**What is required**:
Would you write out the entries below, every one of them, exactly?

**Records to use**:
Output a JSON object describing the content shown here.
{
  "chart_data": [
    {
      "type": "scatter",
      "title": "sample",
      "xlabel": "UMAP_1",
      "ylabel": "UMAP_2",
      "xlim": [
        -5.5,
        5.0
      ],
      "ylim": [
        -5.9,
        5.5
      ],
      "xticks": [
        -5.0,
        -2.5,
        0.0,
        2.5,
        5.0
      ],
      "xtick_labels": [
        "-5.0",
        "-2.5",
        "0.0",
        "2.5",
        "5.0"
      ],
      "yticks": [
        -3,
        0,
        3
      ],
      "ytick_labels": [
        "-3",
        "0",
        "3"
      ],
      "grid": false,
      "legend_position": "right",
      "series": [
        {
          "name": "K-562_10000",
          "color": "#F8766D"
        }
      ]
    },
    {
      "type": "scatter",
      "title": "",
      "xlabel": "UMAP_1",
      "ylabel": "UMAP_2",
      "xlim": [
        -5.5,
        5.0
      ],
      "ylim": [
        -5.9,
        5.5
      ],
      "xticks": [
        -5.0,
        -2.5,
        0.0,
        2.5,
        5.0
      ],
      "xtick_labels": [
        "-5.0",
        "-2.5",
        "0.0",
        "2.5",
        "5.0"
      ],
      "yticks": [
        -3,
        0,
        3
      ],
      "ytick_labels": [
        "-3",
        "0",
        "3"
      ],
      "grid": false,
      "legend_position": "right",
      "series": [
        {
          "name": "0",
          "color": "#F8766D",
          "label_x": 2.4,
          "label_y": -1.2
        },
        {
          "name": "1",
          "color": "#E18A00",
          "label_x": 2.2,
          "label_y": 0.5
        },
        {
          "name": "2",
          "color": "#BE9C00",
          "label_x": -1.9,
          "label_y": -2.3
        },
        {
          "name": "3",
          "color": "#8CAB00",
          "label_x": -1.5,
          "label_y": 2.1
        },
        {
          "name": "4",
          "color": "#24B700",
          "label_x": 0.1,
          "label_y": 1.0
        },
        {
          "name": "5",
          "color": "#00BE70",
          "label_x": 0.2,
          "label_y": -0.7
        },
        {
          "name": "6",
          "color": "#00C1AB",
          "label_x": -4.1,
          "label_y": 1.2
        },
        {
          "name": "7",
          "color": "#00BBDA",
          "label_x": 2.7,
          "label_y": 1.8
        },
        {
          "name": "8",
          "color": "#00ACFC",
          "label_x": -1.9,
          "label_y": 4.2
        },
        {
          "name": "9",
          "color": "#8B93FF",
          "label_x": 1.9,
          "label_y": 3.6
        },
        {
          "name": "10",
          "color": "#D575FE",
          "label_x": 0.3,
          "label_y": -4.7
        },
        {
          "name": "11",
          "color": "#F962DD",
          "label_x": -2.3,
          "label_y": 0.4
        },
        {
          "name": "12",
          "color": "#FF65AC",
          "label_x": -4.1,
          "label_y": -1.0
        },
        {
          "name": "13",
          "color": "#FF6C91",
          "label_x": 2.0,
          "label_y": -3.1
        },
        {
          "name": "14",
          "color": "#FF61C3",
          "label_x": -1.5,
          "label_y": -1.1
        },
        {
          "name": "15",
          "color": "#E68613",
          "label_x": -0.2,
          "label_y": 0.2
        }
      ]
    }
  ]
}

**Written solution**:
Output a JSON object describing the content shown here.
{
  "chart_data": [
    {
      "type": "scatter",
      "title": "sample",
      "xlabel": "UMAP_1",
      "ylabel": "UMAP_2",
      "xlim": [
        -5.5,
        5.0
      ],
      "ylim": [
        -5.9,
        5.5
      ],
      "xticks": [
        -5.0,
        -2.5,
        0.0,
        2.5,
        5.0
      ],
      "xtick_labels": [
        "-5.0",
        "-2.5",
        "0.0",
        "2.5",
        "5.0"
      ],
      "yticks": [
        -3,
        0,
        3
      ],
      "ytick_labels": [
        "-3",
        "0",
        "3"
      ],
      "grid": false,
      "legend_position": "right",
      "series": [
        {
          "name": "K-562_10000",
          "color": "#F8766D"
        }
      ]
    },
    {
      "type": "scatter",
      "title": "",
      "xlabel": "UMAP_1",
      "ylabel": "UMAP_2",
      "xlim": [
        -5.5,
        5.0
      ],
      "ylim": [
        -5.9,
        5.5
      ],
      "xticks": [
        -5.0,
        -2.5,
        0.0,
        2.5,
        5.0
      ],
      "xtick_labels": [
        "-5.0",
        "-2.5",
        "0.0",
        "2.5",
        "5.0"
      ],
      "yticks": [
        -3,
        0,
        3
      ],
      "ytick_labels": [
        "-3",
        "0",
        "3"
      ],
      "grid": false,
      "legend_position": "right",
      "series": [
        {
          "name": "0",
          "color": "#F8766D",
          "label_x": 2.4,
          "label_y": -1.2
        },
        {
          "name": "1",
          "color": "#E18A00",
          "label_x": 2.2,
          "label_y": 0.5
        },
        {
          "name": "2",
          "color": "#BE9C00",
          "label_x": -1.9,
          "label_y": -2.3
        },
        {
          "name": "3",
          "color": "#8CAB00",
          "label_x": -1.5,
          "label_y": 2.1
        },
        {
          "name": "4",
          "color": "#24B700",
          "label_x": 0.1,
          "label_y": 1.0
        },
        {
          "name": "5",
          "color": "#00BE70",
          "label_x": 0.2,
          "label_y": -0.7
        },
        {
          "name": "6",
          "color": "#00C1AB",
          "label_x": -4.1,
          "label_y": 1.2
        },
        {
          "name": "7",
          "color": "#00BBDA",
          "label_x": 2.7,
          "label_y": 1.8
        },
        {
          "name": "8",
          "color": "#00ACFC",
          "label_x": -1.9,
          "label_y": 4.2
        },
        {
          "name": "9",
          "color": "#8B93FF",
          "label_x": 1.9,
          "label_y": 3.6
        },
        {
          "name": "10",
          "color": "#D575FE",
          "label_x": 0.3,
          "label_y": -4.7
        },
        {
          "name": "11",
          "color": "#F962DD",
          "label_x": -2.3,
          "label_y": 0.4
        },
        {
          "name": "12",
          "color": "#FF65AC",
          "label_x": -4.1,
          "label_y": -1.0
        },
        {
          "name": "13",
          "color": "#FF6C91",
          "label_x": 2.0,
          "label_y": -3.1
        },
        {
          "name": "14",
          "color": "#FF61C3",
          "label_x": -1.5,
          "label_y": -1.1
        },
        {
          "name": "15",
          "color": "#E68613",
          "label_x": -0.2,
          "label_y": 0.2
        }
      ]
    }
  ]
}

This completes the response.